**Your objective**: Pictures stay out of the copy; restate everything else in the material exactly.

Structured figure records:
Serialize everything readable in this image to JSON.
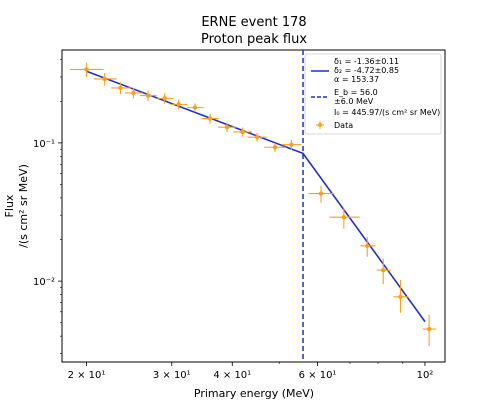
{
  "chart_data": {
    "type": "scatter",
    "title": "ERNE event 178",
    "subtitle": "Proton peak flux",
    "xlabel": "Primary energy (MeV)",
    "ylabel_line1": "Flux",
    "ylabel_line2": "/(s cm² sr MeV)",
    "x_scale": "log",
    "y_scale": "log",
    "xlim": [
      17.8,
      110
    ],
    "ylim": [
      0.0026,
      0.47
    ],
    "grid": false,
    "legend_position": "top-right",
    "x_ticks": [
      {
        "value": 20,
        "label": "2 × 10¹"
      },
      {
        "value": 30,
        "label": "3 × 10¹"
      },
      {
        "value": 40,
        "label": "4 × 10¹"
      },
      {
        "value": 60,
        "label": "6 × 10¹"
      },
      {
        "value": 100,
        "label": "10²"
      }
    ],
    "y_ticks": [
      {
        "value": 0.1,
        "label": "10⁻¹"
      },
      {
        "value": 0.01,
        "label": "10⁻²"
      }
    ],
    "colors": {
      "data": "#ff9f1c",
      "fit": "#1f2fd6",
      "break": "#1f2fd6"
    },
    "legend": {
      "fit_lines": [
        "δ₁ = -1.36±0.11",
        "δ₂ = -4.72±0.85",
        "α = 153.37"
      ],
      "break_lines": [
        "E_b = 56.0",
        "±6.0 MeV"
      ],
      "norm_line": "I₀ = 445.97/(s cm² sr MeV)",
      "data_label": "Data"
    },
    "fit": {
      "x": [
        20,
        56,
        100
      ],
      "y": [
        0.33,
        0.084,
        0.0051
      ]
    },
    "break_energy": 56.0,
    "series": [
      {
        "name": "Data",
        "points": [
          {
            "x": 20.0,
            "y": 0.34,
            "xerr": [
              1.5,
              1.7
            ],
            "yerr": [
              0.04,
              0.04
            ]
          },
          {
            "x": 21.8,
            "y": 0.29,
            "xerr": [
              1.1,
              1.3
            ],
            "yerr": [
              0.03,
              0.03
            ]
          },
          {
            "x": 23.5,
            "y": 0.25,
            "xerr": [
              1.0,
              1.2
            ],
            "yerr": [
              0.025,
              0.025
            ]
          },
          {
            "x": 25.0,
            "y": 0.23,
            "xerr": [
              1.0,
              1.1
            ],
            "yerr": [
              0.02,
              0.02
            ]
          },
          {
            "x": 26.8,
            "y": 0.22,
            "xerr": [
              1.0,
              1.1
            ],
            "yerr": [
              0.02,
              0.02
            ]
          },
          {
            "x": 29.0,
            "y": 0.21,
            "xerr": [
              1.0,
              1.2
            ],
            "yerr": [
              0.018,
              0.018
            ]
          },
          {
            "x": 31.0,
            "y": 0.19,
            "xerr": [
              1.2,
              1.3
            ],
            "yerr": [
              0.015,
              0.015
            ]
          },
          {
            "x": 33.5,
            "y": 0.18,
            "xerr": [
              1.3,
              1.4
            ],
            "yerr": [
              0.013,
              0.013
            ]
          },
          {
            "x": 36.0,
            "y": 0.15,
            "xerr": [
              1.4,
              1.5
            ],
            "yerr": [
              0.012,
              0.012
            ]
          },
          {
            "x": 39.0,
            "y": 0.13,
            "xerr": [
              1.6,
              1.7
            ],
            "yerr": [
              0.01,
              0.01
            ]
          },
          {
            "x": 42.0,
            "y": 0.12,
            "xerr": [
              1.8,
              1.9
            ],
            "yerr": [
              0.009,
              0.009
            ]
          },
          {
            "x": 45.0,
            "y": 0.11,
            "xerr": [
              2.0,
              2.1
            ],
            "yerr": [
              0.008,
              0.008
            ]
          },
          {
            "x": 49.0,
            "y": 0.093,
            "xerr": [
              2.5,
              2.6
            ],
            "yerr": [
              0.007,
              0.007
            ]
          },
          {
            "x": 53.0,
            "y": 0.097,
            "xerr": [
              2.4,
              2.5
            ],
            "yerr": [
              0.008,
              0.008
            ]
          },
          {
            "x": 61.0,
            "y": 0.043,
            "xerr": [
              3.5,
              4.0
            ],
            "yerr": [
              0.006,
              0.006
            ]
          },
          {
            "x": 68.0,
            "y": 0.029,
            "xerr": [
              4.5,
              5.5
            ],
            "yerr": [
              0.005,
              0.005
            ]
          },
          {
            "x": 76.0,
            "y": 0.018,
            "xerr": [
              2.5,
              3.0
            ],
            "yerr": [
              0.003,
              0.003
            ]
          },
          {
            "x": 82.0,
            "y": 0.012,
            "xerr": [
              2.5,
              3.0
            ],
            "yerr": [
              0.0025,
              0.0025
            ]
          },
          {
            "x": 89.0,
            "y": 0.0077,
            "xerr": [
              3.0,
              3.5
            ],
            "yerr": [
              0.0018,
              0.0025
            ]
          },
          {
            "x": 102.0,
            "y": 0.0045,
            "xerr": [
              3.0,
              3.5
            ],
            "yerr": [
              0.0011,
              0.0012
            ]
          }
        ]
      }
    ]
  }
}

**Task solution**:
Serialize everything readable in this image to JSON.
{
  "chart_data": {
    "type": "scatter",
    "title": "ERNE event 178",
    "subtitle": "Proton peak flux",
    "xlabel": "Primary energy (MeV)",
    "ylabel_line1": "Flux",
    "ylabel_line2": "/(s cm² sr MeV)",
    "x_scale": "log",
    "y_scale": "log",
    "xlim": [
      17.8,
      110
    ],
    "ylim": [
      0.0026,
      0.47
    ],
    "grid": false,
    "legend_position": "top-right",
    "x_ticks": [
      {
        "value": 20,
        "label": "2 × 10¹"
      },
      {
        "value": 30,
        "label": "3 × 10¹"
      },
      {
        "value": 40,
        "label": "4 × 10¹"
      },
      {
        "value": 60,
        "label": "6 × 10¹"
      },
      {
        "value": 100,
        "label": "10²"
      }
    ],
    "y_ticks": [
      {
        "value": 0.1,
        "label": "10⁻¹"
      },
      {
        "value": 0.01,
        "label": "10⁻²"
      }
    ],
    "colors": {
      "data": "#ff9f1c",
      "fit": "#1f2fd6",
      "break": "#1f2fd6"
    },
    "legend": {
      "fit_lines": [
        "δ₁ = -1.36±0.11",
        "δ₂ = -4.72±0.85",
        "α = 153.37"
      ],
      "break_lines": [
        "E_b = 56.0",
        "±6.0 MeV"
      ],
      "norm_line": "I₀ = 445.97/(s cm² sr MeV)",
      "data_label": "Data"
    },
    "fit": {
      "x": [
        20,
        56,
        100
      ],
      "y": [
        0.33,
        0.084,
        0.0051
      ]
    },
    "break_energy": 56.0,
    "series": [
      {
        "name": "Data",
        "points": [
          {
            "x": 20.0,
            "y": 0.34,
            "xerr": [
              1.5,
              1.7
            ],
            "yerr": [
              0.04,
              0.04
            ]
          },
          {
            "x": 21.8,
            "y": 0.29,
            "xerr": [
              1.1,
              1.3
            ],
            "yerr": [
              0.03,
              0.03
            ]
          },
          {
            "x": 23.5,
            "y": 0.25,
            "xerr": [
              1.0,
              1.2
            ],
            "yerr": [
              0.025,
              0.025
            ]
          },
          {
            "x": 25.0,
            "y": 0.23,
            "xerr": [
              1.0,
              1.1
            ],
            "yerr": [
              0.02,
              0.02
            ]
          },
          {
            "x": 26.8,
            "y": 0.22,
            "xerr": [
              1.0,
              1.1
            ],
            "yerr": [
              0.02,
              0.02
            ]
          },
          {
            "x": 29.0,
            "y": 0.21,
            "xerr": [
              1.0,
              1.2
            ],
            "yerr": [
              0.018,
              0.018
            ]
          },
          {
            "x": 31.0,
            "y": 0.19,
            "xerr": [
              1.2,
              1.3
            ],
            "yerr": [
              0.015,
              0.015
            ]
          },
          {
            "x": 33.5,
            "y": 0.18,
            "xerr": [
              1.3,
              1.4
            ],
            "yerr": [
              0.013,
              0.013
            ]
          },
          {
            "x": 36.0,
            "y": 0.15,
            "xerr": [
              1.4,
              1.5
            ],
            "yerr": [
              0.012,
              0.012
            ]
          },
          {
            "x": 39.0,
            "y": 0.13,
            "xerr": [
              1.6,
              1.7
            ],
            "yerr": [
              0.01,
              0.01
            ]
          },
          {
            "x": 42.0,
            "y": 0.12,
            "xerr": [
              1.8,
              1.9
            ],
            "yerr": [
              0.009,
              0.009
            ]
          },
          {
            "x": 45.0,
            "y": 0.11,
            "xerr": [
              2.0,
              2.1
            ],
            "yerr": [
              0.008,
              0.008
            ]
          },
          {
            "x": 49.0,
            "y": 0.093,
            "xerr": [
              2.5,
              2.6
            ],
            "yerr": [
              0.007,
              0.007
            ]
          },
          {
            "x": 53.0,
            "y": 0.097,
            "xerr": [
              2.4,
              2.5
            ],
            "yerr": [
              0.008,
              0.008
            ]
          },
          {
            "x": 61.0,
            "y": 0.043,
            "xerr": [
              3.5,
              4.0
            ],
            "yerr": [
              0.006,
              0.006
            ]
          },
          {
            "x": 68.0,
            "y": 0.029,
            "xerr": [
              4.5,
              5.5
            ],
            "yerr": [
              0.005,
              0.005
            ]
          },
          {
            "x": 76.0,
            "y": 0.018,
            "xerr": [
              2.5,
              3.0
            ],
            "yerr": [
              0.003,
              0.003
            ]
          },
          {
            "x": 82.0,
            "y": 0.012,
            "xerr": [
              2.5,
              3.0
            ],
            "yerr": [
              0.0025,
              0.0025
            ]
          },
          {
            "x": 89.0,
            "y": 0.0077,
            "xerr": [
              3.0,
              3.5
            ],
            "yerr": [
              0.0018,
              0.0025
            ]
          },
          {
            "x": 102.0,
            "y": 0.0045,
            "xerr": [
              3.0,
              3.5
            ],
            "yerr": [
              0.0011,
              0.0012
            ]
          }
        ]
      }
    ]
  }
}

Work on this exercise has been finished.